* **What you need to do**: Please print the full listing exactly.

— START —

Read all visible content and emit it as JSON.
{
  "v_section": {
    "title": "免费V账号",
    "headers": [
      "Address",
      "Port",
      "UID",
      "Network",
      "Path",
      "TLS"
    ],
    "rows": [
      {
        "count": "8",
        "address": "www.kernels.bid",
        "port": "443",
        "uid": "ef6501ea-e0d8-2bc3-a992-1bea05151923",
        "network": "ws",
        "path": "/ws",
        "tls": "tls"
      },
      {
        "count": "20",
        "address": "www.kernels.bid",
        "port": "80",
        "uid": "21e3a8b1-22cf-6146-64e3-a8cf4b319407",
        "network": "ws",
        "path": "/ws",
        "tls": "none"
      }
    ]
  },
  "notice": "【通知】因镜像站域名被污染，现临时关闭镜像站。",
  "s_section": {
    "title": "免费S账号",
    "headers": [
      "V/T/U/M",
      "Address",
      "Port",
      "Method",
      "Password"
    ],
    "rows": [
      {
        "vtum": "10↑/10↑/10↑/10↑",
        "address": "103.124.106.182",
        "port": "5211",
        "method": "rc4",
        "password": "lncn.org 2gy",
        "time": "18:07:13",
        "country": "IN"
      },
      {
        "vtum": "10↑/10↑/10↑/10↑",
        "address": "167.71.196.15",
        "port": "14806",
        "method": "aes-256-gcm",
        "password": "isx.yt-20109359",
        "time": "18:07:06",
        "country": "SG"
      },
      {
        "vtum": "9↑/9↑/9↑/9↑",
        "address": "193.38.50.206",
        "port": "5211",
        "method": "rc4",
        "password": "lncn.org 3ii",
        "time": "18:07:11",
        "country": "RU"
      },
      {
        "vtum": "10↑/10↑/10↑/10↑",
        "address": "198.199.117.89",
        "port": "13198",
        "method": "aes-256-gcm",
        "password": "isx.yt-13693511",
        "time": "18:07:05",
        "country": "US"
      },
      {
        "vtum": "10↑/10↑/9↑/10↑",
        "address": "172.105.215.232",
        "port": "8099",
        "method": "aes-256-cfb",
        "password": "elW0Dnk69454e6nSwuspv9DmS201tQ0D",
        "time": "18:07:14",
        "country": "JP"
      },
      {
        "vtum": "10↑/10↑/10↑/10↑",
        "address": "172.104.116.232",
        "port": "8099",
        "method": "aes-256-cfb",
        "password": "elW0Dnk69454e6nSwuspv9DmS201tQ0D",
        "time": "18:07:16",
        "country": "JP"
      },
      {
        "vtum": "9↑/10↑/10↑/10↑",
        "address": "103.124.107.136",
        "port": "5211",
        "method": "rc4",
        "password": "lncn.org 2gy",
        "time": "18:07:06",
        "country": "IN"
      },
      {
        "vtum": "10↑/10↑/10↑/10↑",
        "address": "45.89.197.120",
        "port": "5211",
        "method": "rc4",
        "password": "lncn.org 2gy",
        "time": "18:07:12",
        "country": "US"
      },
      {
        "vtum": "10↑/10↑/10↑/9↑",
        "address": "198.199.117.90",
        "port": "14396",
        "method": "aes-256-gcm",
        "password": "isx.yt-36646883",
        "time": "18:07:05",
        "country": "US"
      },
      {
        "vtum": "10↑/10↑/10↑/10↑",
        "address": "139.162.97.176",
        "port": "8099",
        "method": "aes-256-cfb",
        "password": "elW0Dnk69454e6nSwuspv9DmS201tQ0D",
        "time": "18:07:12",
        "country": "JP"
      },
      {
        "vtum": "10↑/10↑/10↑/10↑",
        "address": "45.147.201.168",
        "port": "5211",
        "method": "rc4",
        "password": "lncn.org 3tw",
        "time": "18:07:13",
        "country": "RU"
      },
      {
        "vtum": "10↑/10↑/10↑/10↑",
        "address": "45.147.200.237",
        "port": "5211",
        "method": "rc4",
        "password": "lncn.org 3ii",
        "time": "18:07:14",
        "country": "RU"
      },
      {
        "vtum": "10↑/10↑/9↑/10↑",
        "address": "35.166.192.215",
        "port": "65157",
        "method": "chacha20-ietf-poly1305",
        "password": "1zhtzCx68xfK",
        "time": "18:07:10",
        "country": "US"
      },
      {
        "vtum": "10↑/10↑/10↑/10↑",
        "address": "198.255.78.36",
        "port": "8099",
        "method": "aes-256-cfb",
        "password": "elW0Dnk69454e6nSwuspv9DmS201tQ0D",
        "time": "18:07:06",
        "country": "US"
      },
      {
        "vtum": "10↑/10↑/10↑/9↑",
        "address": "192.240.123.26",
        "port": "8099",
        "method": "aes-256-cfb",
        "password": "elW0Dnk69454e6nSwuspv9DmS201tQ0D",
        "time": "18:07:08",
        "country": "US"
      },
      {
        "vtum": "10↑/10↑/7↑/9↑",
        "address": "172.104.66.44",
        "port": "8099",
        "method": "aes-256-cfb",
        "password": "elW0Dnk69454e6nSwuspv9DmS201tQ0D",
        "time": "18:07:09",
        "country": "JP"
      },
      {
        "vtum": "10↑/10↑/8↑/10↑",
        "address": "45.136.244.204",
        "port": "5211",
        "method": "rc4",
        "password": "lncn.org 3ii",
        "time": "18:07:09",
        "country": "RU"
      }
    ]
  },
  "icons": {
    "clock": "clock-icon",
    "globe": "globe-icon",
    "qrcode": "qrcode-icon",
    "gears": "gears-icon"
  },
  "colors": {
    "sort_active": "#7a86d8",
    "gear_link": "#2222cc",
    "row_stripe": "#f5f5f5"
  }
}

— END —

* **Task solution**:
Read all visible content and emit it as JSON.
{
  "v_section": {
    "title": "免费V账号",
    "headers": [
      "Address",
      "Port",
      "UID",
      "Network",
      "Path",
      "TLS"
    ],
    "rows": [
      {
        "count": "8",
        "address": "www.kernels.bid",
        "port": "443",
        "uid": "ef6501ea-e0d8-2bc3-a992-1bea05151923",
        "network": "ws",
        "path": "/ws",
        "tls": "tls"
      },
      {
        "count": "20",
        "address": "www.kernels.bid",
        "port": "80",
        "uid": "21e3a8b1-22cf-6146-64e3-a8cf4b319407",
        "network": "ws",
        "path": "/ws",
        "tls": "none"
      }
    ]
  },
  "notice": "【通知】因镜像站域名被污染，现临时关闭镜像站。",
  "s_section": {
    "title": "免费S账号",
    "headers": [
      "V/T/U/M",
      "Address",
      "Port",
      "Method",
      "Password"
    ],
    "rows": [
      {
        "vtum": "10↑/10↑/10↑/10↑",
        "address": "103.124.106.182",
        "port": "5211",
        "method": "rc4",
        "password": "lncn.org 2gy",
        "time": "18:07:13",
        "country": "IN"
      },
      {
        "vtum": "10↑/10↑/10↑/10↑",
        "address": "167.71.196.15",
        "port": "14806",
        "method": "aes-256-gcm",
        "password": "isx.yt-20109359",
        "time": "18:07:06",
        "country": "SG"
      },
      {
        "vtum": "9↑/9↑/9↑/9↑",
        "address": "193.38.50.206",
        "port": "5211",
        "method": "rc4",
        "password": "lncn.org 3ii",
        "time": "18:07:11",
        "country": "RU"
      },
      {
        "vtum": "10↑/10↑/10↑/10↑",
        "address": "198.199.117.89",
        "port": "13198",
        "method": "aes-256-gcm",
        "password": "isx.yt-13693511",
        "time": "18:07:05",
        "country": "US"
      },
      {
        "vtum": "10↑/10↑/9↑/10↑",
        "address": "172.105.215.232",
        "port": "8099",
        "method": "aes-256-cfb",
        "password": "elW0Dnk69454e6nSwuspv9DmS201tQ0D",
        "time": "18:07:14",
        "country": "JP"
      },
      {
        "vtum": "10↑/10↑/10↑/10↑",
        "address": "172.104.116.232",
        "port": "8099",
        "method": "aes-256-cfb",
        "password": "elW0Dnk69454e6nSwuspv9DmS201tQ0D",
        "time": "18:07:16",
        "country": "JP"
      },
      {
        "vtum": "9↑/10↑/10↑/10↑",
        "address": "103.124.107.136",
        "port": "5211",
        "method": "rc4",
        "password": "lncn.org 2gy",
        "time": "18:07:06",
        "country": "IN"
      },
      {
        "vtum": "10↑/10↑/10↑/10↑",
        "address": "45.89.197.120",
        "port": "5211",
        "method": "rc4",
        "password": "lncn.org 2gy",
        "time": "18:07:12",
        "country": "US"
      },
      {
        "vtum": "10↑/10↑/10↑/9↑",
        "address": "198.199.117.90",
        "port": "14396",
        "method": "aes-256-gcm",
        "password": "isx.yt-36646883",
        "time": "18:07:05",
        "country": "US"
      },
      {
        "vtum": "10↑/10↑/10↑/10↑",
        "address": "139.162.97.176",
        "port": "8099",
        "method": "aes-256-cfb",
        "password": "elW0Dnk69454e6nSwuspv9DmS201tQ0D",
        "time": "18:07:12",
        "country": "JP"
      },
      {
        "vtum": "10↑/10↑/10↑/10↑",
        "address": "45.147.201.168",
        "port": "5211",
        "method": "rc4",
        "password": "lncn.org 3tw",
        "time": "18:07:13",
        "country": "RU"
      },
      {
        "vtum": "10↑/10↑/10↑/10↑",
        "address": "45.147.200.237",
        "port": "5211",
        "method": "rc4",
        "password": "lncn.org 3ii",
        "time": "18:07:14",
        "country": "RU"
      },
      {
        "vtum": "10↑/10↑/9↑/10↑",
        "address": "35.166.192.215",
        "port": "65157",
        "method": "chacha20-ietf-poly1305",
        "password": "1zhtzCx68xfK",
        "time": "18:07:10",
        "country": "US"
      },
      {
        "vtum": "10↑/10↑/10↑/10↑",
        "address": "198.255.78.36",
        "port": "8099",
        "method": "aes-256-cfb",
        "password": "elW0Dnk69454e6nSwuspv9DmS201tQ0D",
        "time": "18:07:06",
        "country": "US"
      },
      {
        "vtum": "10↑/10↑/10↑/9↑",
        "address": "192.240.123.26",
        "port": "8099",
        "method": "aes-256-cfb",
        "password": "elW0Dnk69454e6nSwuspv9DmS201tQ0D",
        "time": "18:07:08",
        "country": "US"
      },
      {
        "vtum": "10↑/10↑/7↑/9↑",
        "address": "172.104.66.44",
        "port": "8099",
        "method": "aes-256-cfb",
        "password": "elW0Dnk69454e6nSwuspv9DmS201tQ0D",
        "time": "18:07:09",
        "country": "JP"
      },
      {
        "vtum": "10↑/10↑/8↑/10↑",
        "address": "45.136.244.204",
        "port": "5211",
        "method": "rc4",
        "password": "lncn.org 3ii",
        "time": "18:07:09",
        "country": "RU"
      }
    ]
  },
  "icons": {
    "clock": "clock-icon",
    "globe": "globe-icon",
    "qrcode": "qrcode-icon",
    "gears": "gears-icon"
  },
  "colors": {
    "sort_active": "#7a86d8",
    "gear_link": "#2222cc",
    "row_stripe": "#f5f5f5"
  }
}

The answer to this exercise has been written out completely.